**Element placement data**
○ ○ ○ ○ ○ ○ ○

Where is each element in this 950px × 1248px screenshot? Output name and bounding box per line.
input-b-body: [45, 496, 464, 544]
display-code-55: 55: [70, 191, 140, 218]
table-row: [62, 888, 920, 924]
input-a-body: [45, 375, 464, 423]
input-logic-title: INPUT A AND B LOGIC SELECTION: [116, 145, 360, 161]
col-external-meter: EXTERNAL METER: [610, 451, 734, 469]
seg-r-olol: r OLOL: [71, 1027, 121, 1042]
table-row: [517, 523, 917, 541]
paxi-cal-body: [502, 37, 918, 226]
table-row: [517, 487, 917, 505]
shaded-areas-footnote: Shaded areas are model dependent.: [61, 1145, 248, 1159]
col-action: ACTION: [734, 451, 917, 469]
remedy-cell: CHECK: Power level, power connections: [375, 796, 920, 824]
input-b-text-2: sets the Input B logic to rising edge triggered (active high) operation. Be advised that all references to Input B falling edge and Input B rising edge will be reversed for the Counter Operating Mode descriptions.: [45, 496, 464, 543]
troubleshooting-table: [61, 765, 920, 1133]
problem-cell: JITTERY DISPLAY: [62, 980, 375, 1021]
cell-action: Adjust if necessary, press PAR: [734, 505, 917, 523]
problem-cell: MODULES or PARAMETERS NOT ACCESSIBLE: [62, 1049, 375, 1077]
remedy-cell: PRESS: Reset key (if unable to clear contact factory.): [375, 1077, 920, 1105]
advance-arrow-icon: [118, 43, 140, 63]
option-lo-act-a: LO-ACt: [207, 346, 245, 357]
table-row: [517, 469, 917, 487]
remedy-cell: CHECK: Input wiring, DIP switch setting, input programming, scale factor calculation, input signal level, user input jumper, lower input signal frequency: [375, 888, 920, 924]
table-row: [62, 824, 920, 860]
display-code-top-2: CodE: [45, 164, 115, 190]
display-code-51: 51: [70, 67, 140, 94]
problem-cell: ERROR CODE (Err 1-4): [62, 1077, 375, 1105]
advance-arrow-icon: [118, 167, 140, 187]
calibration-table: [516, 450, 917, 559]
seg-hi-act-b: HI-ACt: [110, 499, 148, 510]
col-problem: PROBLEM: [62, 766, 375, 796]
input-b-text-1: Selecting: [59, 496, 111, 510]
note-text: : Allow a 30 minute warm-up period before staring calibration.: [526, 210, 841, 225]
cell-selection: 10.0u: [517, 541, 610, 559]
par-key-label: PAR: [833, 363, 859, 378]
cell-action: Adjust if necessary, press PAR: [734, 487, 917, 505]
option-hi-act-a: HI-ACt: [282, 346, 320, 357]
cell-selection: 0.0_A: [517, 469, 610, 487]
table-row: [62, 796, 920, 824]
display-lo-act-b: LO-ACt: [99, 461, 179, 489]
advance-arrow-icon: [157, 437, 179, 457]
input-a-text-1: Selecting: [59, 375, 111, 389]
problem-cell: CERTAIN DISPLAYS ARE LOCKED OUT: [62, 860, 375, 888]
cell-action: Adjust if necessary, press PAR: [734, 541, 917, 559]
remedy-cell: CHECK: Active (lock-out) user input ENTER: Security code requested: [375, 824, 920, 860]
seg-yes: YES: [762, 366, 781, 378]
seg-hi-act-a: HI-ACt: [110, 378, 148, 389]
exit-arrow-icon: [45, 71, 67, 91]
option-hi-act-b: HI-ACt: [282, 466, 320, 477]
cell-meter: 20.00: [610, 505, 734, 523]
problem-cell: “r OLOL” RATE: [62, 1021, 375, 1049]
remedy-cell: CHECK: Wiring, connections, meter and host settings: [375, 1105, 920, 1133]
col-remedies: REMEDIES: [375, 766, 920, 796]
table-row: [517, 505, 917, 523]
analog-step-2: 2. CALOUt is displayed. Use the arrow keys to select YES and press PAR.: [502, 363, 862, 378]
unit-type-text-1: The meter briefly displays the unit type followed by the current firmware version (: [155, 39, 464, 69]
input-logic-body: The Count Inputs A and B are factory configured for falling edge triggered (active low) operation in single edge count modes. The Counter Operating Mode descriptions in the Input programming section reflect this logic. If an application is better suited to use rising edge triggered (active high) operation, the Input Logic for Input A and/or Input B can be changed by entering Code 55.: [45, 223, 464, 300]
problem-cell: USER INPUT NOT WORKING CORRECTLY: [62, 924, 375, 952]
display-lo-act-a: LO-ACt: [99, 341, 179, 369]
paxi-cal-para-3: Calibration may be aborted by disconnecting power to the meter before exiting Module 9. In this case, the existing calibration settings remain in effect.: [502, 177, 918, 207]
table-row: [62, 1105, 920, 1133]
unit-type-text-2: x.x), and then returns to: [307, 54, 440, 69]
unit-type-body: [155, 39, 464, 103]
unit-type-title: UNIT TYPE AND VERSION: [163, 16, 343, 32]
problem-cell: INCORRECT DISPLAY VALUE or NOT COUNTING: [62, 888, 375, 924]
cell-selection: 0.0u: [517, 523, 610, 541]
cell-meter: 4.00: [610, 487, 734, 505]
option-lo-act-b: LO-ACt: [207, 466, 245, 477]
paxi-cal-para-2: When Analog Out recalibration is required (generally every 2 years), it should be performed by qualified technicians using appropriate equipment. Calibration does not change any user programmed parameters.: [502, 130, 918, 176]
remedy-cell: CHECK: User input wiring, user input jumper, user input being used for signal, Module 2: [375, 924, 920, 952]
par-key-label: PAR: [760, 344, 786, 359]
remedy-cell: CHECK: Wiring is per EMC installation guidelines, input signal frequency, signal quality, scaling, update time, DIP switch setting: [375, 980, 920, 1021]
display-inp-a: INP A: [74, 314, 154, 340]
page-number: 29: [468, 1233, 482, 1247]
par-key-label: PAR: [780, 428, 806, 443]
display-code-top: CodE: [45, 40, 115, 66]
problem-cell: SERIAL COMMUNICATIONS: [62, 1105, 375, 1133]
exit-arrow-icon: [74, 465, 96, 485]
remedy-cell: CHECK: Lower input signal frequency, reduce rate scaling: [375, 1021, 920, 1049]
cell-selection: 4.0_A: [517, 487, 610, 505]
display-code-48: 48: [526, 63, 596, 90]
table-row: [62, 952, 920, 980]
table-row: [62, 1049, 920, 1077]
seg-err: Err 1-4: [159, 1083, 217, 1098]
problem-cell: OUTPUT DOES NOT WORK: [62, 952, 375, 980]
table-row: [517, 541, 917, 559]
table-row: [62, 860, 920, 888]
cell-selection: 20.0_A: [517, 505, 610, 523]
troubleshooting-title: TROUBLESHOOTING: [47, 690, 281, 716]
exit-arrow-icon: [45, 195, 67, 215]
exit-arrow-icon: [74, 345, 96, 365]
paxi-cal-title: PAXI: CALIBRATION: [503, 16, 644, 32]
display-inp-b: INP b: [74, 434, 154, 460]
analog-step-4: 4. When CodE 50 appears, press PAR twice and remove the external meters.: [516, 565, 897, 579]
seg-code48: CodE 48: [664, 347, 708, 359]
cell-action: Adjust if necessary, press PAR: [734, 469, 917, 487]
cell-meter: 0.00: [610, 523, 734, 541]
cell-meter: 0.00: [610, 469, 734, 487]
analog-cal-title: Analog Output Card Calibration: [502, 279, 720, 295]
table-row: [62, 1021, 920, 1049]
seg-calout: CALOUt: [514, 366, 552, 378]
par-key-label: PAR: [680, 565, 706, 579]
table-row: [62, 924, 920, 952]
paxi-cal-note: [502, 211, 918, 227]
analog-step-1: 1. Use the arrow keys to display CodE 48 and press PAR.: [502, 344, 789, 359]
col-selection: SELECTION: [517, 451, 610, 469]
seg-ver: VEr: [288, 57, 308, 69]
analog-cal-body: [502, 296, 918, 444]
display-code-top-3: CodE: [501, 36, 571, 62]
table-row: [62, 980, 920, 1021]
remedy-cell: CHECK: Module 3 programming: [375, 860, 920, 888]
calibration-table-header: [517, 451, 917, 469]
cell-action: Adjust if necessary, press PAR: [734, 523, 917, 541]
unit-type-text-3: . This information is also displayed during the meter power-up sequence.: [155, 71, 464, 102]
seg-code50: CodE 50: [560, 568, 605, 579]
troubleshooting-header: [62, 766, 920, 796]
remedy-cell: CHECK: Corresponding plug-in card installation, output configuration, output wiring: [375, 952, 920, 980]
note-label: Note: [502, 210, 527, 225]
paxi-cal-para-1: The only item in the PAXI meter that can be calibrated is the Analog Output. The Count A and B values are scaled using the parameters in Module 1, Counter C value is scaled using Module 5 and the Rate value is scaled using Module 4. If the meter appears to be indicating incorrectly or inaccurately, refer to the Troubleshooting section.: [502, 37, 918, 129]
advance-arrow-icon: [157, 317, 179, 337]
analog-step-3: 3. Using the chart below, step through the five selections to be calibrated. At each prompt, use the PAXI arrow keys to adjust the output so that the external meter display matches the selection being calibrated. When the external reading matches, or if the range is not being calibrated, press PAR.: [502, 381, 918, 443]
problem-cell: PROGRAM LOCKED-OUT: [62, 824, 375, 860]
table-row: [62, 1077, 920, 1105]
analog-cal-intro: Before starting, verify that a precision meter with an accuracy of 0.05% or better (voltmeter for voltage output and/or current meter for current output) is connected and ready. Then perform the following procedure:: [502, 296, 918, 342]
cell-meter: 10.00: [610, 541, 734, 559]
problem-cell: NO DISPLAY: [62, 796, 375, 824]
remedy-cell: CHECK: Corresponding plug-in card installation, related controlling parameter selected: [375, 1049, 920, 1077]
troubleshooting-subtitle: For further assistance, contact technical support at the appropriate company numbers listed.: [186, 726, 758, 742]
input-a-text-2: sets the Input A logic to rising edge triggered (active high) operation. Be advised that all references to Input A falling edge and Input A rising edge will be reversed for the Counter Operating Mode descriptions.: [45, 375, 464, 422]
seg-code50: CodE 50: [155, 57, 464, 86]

○ ○ ○ ○ ○ ○ ○

**Task details**
Lay out the items from the start through the line containing "remedy-cell: CHECK: Power" as a Markdown table with two columns, Row (the line's number) and Line (its text). Leave out any blank lines.

**Answer to this task**
| Row | Line |
|---|---|
| 1 | Where is each element in this 950px × 1248px screenshot? Output name and bounding box per line. |
| 2 | input-b-body: [45, 496, 464, 544] |
| 3 | display-code-55: 55: [70, 191, 140, 218] |
| 4 | table-row: [62, 888, 920, 924] |
| 5 | input-a-body: [45, 375, 464, 423] |
| 6 | input-logic-title: INPUT A AND B LOGIC SELECTION: [116, 145, 360, 161] |
| 7 | col-external-meter: EXTERNAL METER: [610, 451, 734, 469] |
| 8 | seg-r-olol: r OLOL: [71, 1027, 121, 1042] |
| 9 | table-row: [517, 523, 917, 541] |
| 10 | paxi-cal-body: [502, 37, 918, 226] |
| 11 | table-row: [517, 487, 917, 505] |
| 12 | shaded-areas-footnote: Shaded areas are model dependent.: [61, 1145, 248, 1159] |
| 13 | col-action: ACTION: [734, 451, 917, 469] |
| 14 | remedy-cell: CHECK: Power level, power connections: [375, 796, 920, 824] |